**REQUEST**
Give an exact copy of every line, leaving images out.
** Begin **
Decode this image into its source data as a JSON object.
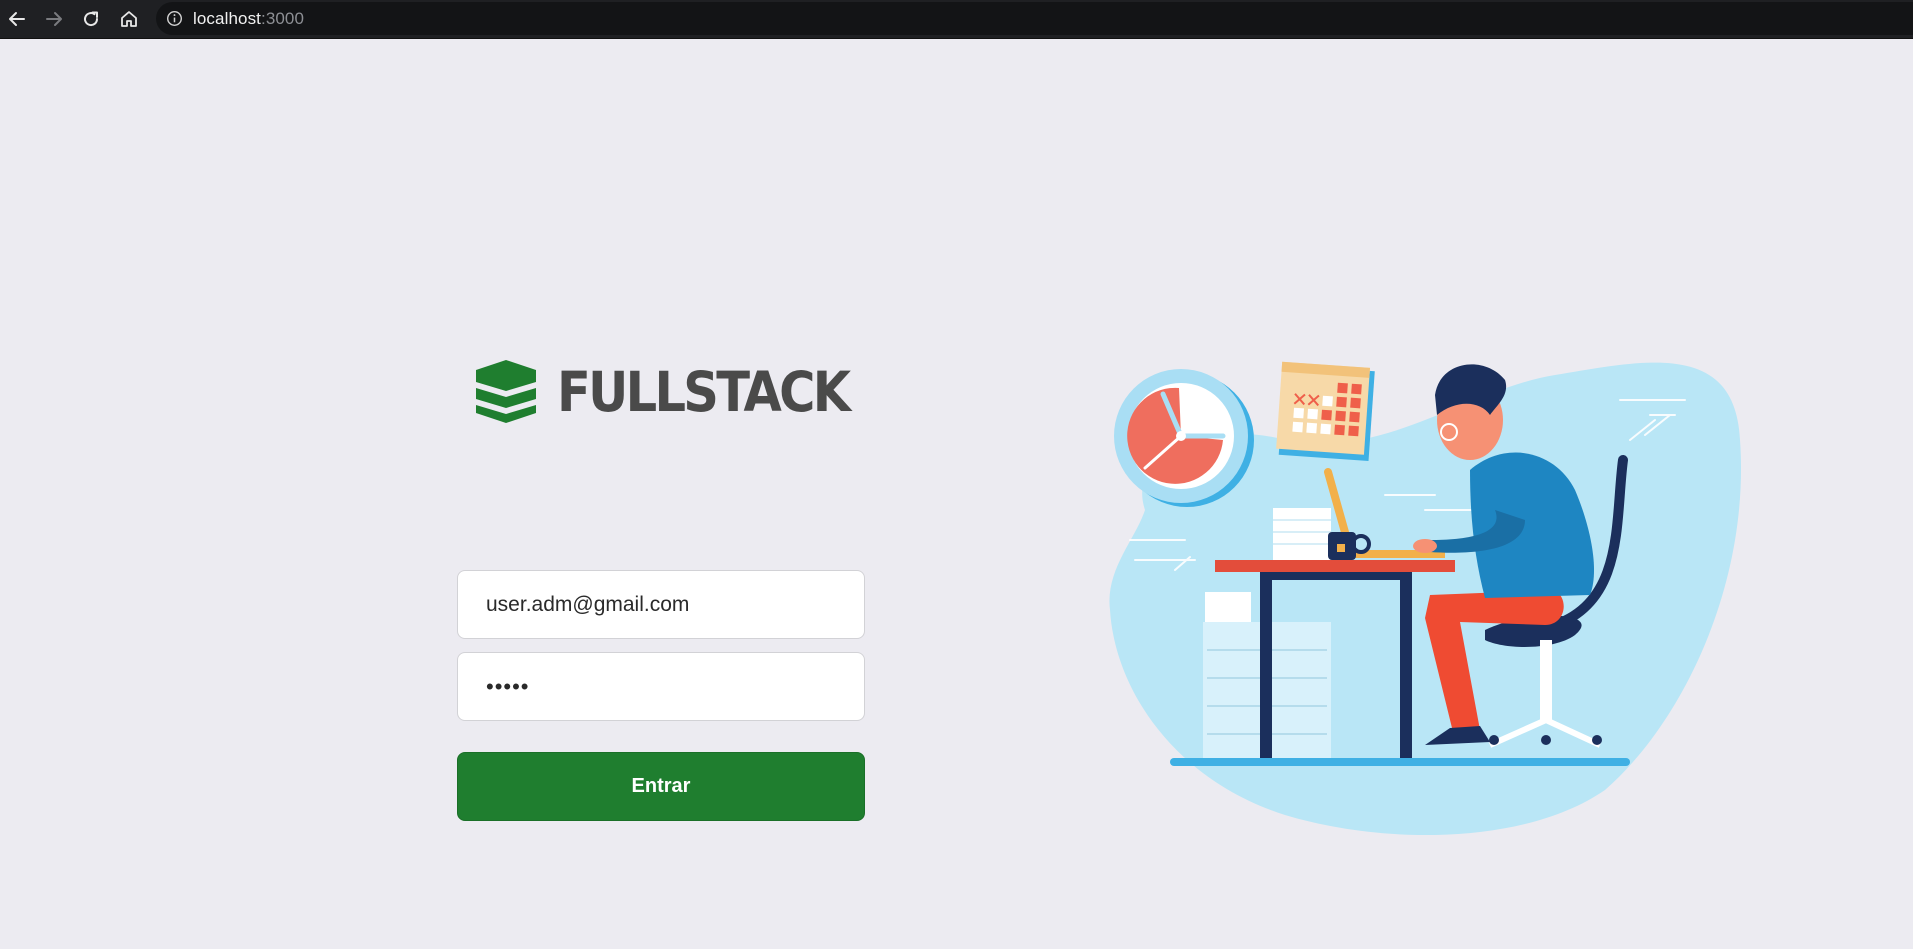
{
  "browser": {
    "url_host": "localhost",
    "url_port": ":3000",
    "icons": [
      "back-icon",
      "forward-icon",
      "reload-icon",
      "home-icon",
      "info-icon"
    ]
  },
  "brand": {
    "name": "FULLSTACK",
    "logo_icon": "stacked-layers-icon",
    "logo_color": "#1f7e2f"
  },
  "login": {
    "email_value": "user.adm@gmail.com",
    "password_value": "•••••",
    "submit_label": "Entrar",
    "submit_color": "#1f7e2f"
  },
  "illustration": {
    "description_icon": "person-working-at-desk-illustration",
    "blob_color": "#b9e6f6",
    "accent_color": "#ef5f4a"
  }
}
** End **
**RIGHT ANSWER**
Decode this image into its source data as a JSON object.
{
  "browser": {
    "url_host": "localhost",
    "url_port": ":3000",
    "icons": [
      "back-icon",
      "forward-icon",
      "reload-icon",
      "home-icon",
      "info-icon"
    ]
  },
  "brand": {
    "name": "FULLSTACK",
    "logo_icon": "stacked-layers-icon",
    "logo_color": "#1f7e2f"
  },
  "login": {
    "email_value": "user.adm@gmail.com",
    "password_value": "•••••",
    "submit_label": "Entrar",
    "submit_color": "#1f7e2f"
  },
  "illustration": {
    "description_icon": "person-working-at-desk-illustration",
    "blob_color": "#b9e6f6",
    "accent_color": "#ef5f4a"
  }
}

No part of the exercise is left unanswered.